## WHAT IS ASKED:
From the records below, pull each line that has "Herhangi".

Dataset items
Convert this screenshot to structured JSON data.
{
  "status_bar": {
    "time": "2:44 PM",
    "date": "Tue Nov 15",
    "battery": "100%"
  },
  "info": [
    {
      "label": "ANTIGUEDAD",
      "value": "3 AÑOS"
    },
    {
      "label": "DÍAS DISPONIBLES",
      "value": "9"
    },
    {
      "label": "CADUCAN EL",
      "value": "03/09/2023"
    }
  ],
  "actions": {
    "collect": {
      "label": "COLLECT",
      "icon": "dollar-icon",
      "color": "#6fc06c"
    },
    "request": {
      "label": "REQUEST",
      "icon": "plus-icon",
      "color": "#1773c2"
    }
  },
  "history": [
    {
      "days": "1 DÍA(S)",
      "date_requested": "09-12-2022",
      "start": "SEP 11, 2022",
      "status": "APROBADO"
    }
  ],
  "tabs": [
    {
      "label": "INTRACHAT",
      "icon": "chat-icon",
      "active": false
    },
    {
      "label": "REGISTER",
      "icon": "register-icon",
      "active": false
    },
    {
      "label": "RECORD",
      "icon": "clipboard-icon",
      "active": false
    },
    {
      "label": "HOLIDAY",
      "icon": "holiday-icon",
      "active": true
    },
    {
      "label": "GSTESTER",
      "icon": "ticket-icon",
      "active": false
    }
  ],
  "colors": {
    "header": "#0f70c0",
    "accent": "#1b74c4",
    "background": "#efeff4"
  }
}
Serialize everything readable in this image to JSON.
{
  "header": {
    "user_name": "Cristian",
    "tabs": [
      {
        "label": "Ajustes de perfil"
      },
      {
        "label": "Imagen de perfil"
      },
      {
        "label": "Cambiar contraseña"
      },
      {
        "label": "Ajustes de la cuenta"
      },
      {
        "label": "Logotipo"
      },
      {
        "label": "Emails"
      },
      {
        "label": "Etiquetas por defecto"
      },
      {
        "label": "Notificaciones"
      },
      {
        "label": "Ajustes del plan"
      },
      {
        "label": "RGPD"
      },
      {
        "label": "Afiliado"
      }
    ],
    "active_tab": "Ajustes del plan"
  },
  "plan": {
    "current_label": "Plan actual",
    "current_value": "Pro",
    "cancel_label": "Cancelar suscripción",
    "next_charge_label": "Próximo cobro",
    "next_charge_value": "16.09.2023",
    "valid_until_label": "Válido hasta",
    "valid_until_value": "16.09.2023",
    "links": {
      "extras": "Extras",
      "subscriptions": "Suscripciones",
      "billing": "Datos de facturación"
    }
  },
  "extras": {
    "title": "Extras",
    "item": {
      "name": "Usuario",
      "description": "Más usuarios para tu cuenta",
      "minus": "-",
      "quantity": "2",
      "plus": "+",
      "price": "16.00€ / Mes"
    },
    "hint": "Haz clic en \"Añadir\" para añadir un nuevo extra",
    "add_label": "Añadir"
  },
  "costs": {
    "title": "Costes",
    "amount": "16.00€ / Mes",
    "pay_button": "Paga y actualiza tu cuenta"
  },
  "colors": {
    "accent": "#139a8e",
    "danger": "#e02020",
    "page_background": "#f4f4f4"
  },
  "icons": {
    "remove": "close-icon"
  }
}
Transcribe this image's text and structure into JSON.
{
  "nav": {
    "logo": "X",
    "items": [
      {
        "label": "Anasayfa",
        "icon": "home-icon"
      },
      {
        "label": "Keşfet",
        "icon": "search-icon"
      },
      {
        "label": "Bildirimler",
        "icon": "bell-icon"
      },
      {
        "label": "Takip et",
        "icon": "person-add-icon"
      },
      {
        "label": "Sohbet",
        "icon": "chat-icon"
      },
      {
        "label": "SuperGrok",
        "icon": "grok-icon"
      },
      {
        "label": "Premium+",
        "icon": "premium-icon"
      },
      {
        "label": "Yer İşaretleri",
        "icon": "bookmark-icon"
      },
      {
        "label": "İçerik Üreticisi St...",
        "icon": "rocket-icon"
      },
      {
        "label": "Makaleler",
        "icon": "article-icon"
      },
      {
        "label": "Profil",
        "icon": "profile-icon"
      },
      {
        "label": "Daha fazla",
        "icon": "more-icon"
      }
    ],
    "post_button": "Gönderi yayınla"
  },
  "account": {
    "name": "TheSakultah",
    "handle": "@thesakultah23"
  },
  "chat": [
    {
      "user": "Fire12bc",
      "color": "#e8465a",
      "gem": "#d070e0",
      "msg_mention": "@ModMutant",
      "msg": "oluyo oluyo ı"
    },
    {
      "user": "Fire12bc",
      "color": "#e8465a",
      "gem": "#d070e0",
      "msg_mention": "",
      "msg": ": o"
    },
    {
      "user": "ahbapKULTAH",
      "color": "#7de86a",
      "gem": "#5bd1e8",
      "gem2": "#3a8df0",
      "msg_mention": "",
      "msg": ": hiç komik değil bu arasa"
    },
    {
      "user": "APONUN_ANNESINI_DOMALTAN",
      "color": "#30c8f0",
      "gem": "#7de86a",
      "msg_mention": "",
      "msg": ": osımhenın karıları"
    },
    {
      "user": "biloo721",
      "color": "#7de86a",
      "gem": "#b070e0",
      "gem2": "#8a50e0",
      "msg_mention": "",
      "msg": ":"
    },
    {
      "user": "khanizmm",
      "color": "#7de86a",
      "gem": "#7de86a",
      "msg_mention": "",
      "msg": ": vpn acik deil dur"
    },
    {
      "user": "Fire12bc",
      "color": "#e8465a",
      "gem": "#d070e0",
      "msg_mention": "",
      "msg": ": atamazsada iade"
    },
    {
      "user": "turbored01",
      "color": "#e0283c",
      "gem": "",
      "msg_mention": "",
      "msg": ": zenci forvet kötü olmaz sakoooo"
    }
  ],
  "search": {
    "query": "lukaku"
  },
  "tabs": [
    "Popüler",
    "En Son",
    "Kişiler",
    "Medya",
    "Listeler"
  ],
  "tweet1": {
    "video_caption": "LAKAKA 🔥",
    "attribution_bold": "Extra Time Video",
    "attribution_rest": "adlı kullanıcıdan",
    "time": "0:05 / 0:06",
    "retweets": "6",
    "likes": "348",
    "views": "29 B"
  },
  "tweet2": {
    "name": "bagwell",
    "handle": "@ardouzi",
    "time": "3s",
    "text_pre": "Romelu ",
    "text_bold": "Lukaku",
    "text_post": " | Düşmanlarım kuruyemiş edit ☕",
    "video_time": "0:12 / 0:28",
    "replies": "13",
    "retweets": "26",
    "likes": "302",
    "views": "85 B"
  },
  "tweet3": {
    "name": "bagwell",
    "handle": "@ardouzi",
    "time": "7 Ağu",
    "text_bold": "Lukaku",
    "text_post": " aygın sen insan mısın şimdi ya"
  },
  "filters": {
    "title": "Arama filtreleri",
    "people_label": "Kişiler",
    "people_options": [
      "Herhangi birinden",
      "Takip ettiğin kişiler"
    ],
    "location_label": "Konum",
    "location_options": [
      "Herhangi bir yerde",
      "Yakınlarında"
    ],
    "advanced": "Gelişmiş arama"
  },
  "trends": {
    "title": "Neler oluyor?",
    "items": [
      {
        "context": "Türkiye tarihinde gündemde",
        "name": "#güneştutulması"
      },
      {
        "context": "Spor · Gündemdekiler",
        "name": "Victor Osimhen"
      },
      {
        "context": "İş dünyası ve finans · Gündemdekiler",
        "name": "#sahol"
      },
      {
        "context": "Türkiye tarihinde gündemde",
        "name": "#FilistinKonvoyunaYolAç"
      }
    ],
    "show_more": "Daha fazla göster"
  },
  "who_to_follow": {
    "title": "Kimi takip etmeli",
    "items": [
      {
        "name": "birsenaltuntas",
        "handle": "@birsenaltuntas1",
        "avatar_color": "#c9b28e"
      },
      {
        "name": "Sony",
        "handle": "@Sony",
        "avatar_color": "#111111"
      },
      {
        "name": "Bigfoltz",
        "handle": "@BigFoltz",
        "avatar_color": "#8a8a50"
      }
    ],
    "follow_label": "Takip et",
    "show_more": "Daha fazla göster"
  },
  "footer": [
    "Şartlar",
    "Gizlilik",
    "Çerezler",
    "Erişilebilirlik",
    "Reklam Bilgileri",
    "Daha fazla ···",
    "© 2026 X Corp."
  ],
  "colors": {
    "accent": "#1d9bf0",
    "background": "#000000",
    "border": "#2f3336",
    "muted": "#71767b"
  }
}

## PROBLEM SOLUTION:
      "Herhangi birinden",
      "Herhangi bir yerde",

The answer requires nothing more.